Aim of the task: Can you put the lines running from the start of the records through the line that contains "category-dropdown[interactable]: Work (72, 1815, 522, 1956)", inclusive, into a numbered list with any blank lines left out?

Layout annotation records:
++++++++++++++++++++

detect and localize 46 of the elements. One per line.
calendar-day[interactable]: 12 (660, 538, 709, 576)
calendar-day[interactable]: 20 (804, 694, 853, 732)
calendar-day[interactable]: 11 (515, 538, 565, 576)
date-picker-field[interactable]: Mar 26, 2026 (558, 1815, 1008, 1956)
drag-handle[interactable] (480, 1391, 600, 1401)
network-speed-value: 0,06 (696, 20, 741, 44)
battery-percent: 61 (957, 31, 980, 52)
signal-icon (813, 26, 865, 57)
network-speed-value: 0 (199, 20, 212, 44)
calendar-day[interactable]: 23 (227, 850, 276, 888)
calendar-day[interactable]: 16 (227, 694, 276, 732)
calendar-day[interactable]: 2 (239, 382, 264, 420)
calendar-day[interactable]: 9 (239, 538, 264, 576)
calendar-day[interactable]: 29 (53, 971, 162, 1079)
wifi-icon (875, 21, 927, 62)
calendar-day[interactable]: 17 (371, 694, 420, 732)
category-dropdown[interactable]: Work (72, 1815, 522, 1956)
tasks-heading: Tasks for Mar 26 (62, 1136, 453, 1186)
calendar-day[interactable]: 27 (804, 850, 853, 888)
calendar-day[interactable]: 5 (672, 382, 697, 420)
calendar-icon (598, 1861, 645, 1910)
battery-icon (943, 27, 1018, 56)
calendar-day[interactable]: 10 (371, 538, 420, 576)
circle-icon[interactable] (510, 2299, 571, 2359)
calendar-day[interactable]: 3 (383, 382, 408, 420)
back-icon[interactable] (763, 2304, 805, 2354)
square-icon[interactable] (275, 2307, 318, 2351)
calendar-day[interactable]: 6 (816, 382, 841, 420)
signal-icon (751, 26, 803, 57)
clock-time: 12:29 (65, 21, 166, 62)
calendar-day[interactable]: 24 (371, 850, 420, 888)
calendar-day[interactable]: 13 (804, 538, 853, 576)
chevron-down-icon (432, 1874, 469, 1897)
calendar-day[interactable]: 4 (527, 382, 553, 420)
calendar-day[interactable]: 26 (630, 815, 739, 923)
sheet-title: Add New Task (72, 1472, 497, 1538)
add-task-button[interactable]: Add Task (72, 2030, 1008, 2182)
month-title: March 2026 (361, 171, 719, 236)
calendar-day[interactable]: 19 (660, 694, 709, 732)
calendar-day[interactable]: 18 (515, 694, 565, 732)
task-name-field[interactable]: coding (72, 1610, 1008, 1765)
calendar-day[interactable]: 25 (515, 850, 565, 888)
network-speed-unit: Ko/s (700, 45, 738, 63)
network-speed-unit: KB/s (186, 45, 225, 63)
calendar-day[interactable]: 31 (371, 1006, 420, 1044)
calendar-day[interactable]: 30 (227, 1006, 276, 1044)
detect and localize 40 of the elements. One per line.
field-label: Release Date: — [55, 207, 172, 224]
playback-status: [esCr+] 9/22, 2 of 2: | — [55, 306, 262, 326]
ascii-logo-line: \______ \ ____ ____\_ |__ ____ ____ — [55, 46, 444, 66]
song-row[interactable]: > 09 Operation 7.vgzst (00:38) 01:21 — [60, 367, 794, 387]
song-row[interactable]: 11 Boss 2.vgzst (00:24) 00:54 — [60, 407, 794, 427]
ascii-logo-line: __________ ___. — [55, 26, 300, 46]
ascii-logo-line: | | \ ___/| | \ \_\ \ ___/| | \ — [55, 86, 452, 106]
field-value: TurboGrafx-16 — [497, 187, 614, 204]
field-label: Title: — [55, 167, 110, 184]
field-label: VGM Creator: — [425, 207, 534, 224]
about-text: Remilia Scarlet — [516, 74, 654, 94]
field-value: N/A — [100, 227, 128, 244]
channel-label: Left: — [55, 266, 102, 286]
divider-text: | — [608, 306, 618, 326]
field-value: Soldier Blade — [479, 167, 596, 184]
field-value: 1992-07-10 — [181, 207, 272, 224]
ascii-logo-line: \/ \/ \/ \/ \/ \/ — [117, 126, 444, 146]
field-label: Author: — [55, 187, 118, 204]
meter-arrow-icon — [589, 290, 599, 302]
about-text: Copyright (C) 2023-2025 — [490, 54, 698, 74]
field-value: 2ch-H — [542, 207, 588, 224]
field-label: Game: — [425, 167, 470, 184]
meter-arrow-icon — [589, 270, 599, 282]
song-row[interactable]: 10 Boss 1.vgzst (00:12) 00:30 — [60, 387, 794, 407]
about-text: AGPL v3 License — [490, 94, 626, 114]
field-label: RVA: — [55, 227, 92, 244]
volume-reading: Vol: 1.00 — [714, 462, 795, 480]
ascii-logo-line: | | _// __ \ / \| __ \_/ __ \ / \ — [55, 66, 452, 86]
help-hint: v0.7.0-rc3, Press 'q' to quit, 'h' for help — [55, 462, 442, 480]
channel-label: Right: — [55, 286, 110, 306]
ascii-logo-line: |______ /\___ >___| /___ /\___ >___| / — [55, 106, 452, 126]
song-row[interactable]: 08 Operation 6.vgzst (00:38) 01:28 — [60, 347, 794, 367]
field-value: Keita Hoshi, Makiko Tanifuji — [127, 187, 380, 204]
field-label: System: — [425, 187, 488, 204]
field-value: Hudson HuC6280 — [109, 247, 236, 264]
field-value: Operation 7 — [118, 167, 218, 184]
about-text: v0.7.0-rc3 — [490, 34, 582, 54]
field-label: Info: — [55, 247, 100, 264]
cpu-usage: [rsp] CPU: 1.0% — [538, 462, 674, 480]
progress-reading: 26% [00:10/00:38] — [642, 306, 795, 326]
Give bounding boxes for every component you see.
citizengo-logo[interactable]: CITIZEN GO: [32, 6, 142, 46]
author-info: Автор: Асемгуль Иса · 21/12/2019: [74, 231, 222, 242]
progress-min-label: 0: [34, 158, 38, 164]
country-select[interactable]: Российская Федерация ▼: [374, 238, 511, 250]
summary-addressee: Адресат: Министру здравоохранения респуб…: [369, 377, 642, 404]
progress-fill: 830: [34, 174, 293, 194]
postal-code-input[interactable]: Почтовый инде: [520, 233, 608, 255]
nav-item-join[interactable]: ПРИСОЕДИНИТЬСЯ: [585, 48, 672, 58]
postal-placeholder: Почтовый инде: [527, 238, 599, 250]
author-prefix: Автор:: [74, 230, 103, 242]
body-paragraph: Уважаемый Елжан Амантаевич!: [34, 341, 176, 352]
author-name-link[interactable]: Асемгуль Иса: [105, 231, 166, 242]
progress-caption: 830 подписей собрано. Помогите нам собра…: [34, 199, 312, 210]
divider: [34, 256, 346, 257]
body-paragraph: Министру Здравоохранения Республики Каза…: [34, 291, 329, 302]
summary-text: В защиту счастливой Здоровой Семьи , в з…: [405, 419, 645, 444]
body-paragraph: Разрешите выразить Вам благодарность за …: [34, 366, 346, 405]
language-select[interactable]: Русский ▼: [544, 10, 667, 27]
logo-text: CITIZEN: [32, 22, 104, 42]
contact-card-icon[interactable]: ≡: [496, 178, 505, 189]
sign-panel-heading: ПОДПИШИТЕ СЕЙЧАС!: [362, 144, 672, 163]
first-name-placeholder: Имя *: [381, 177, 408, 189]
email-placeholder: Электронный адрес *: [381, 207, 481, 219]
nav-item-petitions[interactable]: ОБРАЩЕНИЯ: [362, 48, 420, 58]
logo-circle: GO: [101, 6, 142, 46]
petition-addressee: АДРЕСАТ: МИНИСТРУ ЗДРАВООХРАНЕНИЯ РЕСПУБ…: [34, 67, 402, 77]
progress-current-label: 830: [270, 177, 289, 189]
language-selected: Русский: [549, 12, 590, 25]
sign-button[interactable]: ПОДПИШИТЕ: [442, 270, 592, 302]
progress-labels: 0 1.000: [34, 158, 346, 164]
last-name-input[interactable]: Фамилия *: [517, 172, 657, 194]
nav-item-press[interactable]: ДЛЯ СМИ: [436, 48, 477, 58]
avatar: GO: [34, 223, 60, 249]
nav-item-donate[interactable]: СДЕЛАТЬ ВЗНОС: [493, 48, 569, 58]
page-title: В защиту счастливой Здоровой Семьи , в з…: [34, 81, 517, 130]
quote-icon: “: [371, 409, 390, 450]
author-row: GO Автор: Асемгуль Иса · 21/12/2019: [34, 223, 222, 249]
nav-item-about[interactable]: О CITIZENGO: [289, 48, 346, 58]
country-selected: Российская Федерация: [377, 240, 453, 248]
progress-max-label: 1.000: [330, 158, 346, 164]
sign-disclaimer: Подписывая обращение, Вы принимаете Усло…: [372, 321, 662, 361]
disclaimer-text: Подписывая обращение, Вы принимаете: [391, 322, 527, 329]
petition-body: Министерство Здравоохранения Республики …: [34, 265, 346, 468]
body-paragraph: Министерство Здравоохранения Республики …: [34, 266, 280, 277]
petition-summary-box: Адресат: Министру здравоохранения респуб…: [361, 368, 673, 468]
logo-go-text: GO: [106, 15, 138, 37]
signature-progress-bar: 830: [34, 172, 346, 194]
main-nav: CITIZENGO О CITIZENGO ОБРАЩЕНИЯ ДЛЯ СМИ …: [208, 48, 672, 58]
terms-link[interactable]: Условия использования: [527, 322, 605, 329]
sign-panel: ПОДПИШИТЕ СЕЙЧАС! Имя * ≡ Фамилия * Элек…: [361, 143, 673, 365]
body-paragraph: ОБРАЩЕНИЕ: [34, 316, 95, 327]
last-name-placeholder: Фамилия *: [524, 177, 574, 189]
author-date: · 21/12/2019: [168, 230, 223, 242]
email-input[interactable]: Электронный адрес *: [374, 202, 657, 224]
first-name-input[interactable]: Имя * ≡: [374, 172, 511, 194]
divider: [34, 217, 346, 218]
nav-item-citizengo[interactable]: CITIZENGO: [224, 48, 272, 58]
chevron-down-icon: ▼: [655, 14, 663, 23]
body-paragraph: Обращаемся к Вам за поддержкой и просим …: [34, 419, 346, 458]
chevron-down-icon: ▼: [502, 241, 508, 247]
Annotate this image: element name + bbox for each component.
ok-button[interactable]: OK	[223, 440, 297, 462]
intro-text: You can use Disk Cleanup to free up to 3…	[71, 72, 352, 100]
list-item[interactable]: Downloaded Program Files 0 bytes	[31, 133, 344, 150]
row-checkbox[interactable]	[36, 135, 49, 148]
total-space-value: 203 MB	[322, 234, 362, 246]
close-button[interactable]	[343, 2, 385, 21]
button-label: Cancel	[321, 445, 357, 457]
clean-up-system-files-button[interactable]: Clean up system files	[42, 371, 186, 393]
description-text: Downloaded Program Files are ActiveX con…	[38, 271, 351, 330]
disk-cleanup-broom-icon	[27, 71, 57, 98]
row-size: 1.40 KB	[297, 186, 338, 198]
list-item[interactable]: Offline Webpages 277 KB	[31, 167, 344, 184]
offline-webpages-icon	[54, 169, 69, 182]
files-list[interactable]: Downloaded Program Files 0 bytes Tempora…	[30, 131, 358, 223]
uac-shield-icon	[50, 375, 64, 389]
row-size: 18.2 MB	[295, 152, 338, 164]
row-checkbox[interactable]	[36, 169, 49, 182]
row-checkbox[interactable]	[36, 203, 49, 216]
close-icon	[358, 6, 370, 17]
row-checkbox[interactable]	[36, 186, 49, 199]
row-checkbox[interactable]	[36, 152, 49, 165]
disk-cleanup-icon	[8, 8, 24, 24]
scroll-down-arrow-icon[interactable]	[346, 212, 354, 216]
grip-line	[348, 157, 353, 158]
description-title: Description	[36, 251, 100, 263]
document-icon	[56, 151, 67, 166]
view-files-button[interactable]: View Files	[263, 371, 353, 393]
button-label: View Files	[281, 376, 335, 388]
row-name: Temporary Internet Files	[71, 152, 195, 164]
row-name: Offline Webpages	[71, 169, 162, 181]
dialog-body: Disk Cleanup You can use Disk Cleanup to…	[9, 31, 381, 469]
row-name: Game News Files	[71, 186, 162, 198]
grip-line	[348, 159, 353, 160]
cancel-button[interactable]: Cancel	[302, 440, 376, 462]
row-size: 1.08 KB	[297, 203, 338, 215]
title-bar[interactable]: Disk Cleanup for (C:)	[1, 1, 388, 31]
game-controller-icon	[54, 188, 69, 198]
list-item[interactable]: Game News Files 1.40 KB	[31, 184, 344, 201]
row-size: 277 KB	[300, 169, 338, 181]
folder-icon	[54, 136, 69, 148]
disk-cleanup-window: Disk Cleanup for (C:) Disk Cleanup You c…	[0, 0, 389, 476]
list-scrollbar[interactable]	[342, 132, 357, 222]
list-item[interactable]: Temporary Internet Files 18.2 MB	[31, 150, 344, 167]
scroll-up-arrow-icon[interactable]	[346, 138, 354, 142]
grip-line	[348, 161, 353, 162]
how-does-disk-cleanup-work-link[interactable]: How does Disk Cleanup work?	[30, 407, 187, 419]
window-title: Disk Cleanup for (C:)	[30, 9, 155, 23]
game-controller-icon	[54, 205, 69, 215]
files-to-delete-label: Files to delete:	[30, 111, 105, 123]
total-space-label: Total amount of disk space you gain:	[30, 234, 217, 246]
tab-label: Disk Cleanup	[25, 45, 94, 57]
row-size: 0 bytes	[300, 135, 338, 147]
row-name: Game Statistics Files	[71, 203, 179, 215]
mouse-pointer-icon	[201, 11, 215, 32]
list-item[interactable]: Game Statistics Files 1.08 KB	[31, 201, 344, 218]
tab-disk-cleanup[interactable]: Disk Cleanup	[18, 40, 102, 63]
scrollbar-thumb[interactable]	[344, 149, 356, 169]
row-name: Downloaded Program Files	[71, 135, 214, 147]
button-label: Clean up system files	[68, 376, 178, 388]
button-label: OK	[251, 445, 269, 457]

++++++++++++++++++++

Written response:
1. detect and localize 46 of the elements. One per line.
2. calendar-day[interactable]: 12 (660, 538, 709, 576)
3. calendar-day[interactable]: 20 (804, 694, 853, 732)
4. calendar-day[interactable]: 11 (515, 538, 565, 576)
5. date-picker-field[interactable]: Mar 26, 2026 (558, 1815, 1008, 1956)
6. drag-handle[interactable] (480, 1391, 600, 1401)
7. network-speed-value: 0,06 (696, 20, 741, 44)
8. battery-percent: 61 (957, 31, 980, 52)
9. signal-icon (813, 26, 865, 57)
10. network-speed-value: 0 (199, 20, 212, 44)
11. calendar-day[interactable]: 23 (227, 850, 276, 888)
12. calendar-day[interactable]: 16 (227, 694, 276, 732)
13. calendar-day[interactable]: 2 (239, 382, 264, 420)
14. calendar-day[interactable]: 9 (239, 538, 264, 576)
15. calendar-day[interactable]: 29 (53, 971, 162, 1079)
16. wifi-icon (875, 21, 927, 62)
17. calendar-day[interactable]: 17 (371, 694, 420, 732)
18. category-dropdown[interactable]: Work (72, 1815, 522, 1956)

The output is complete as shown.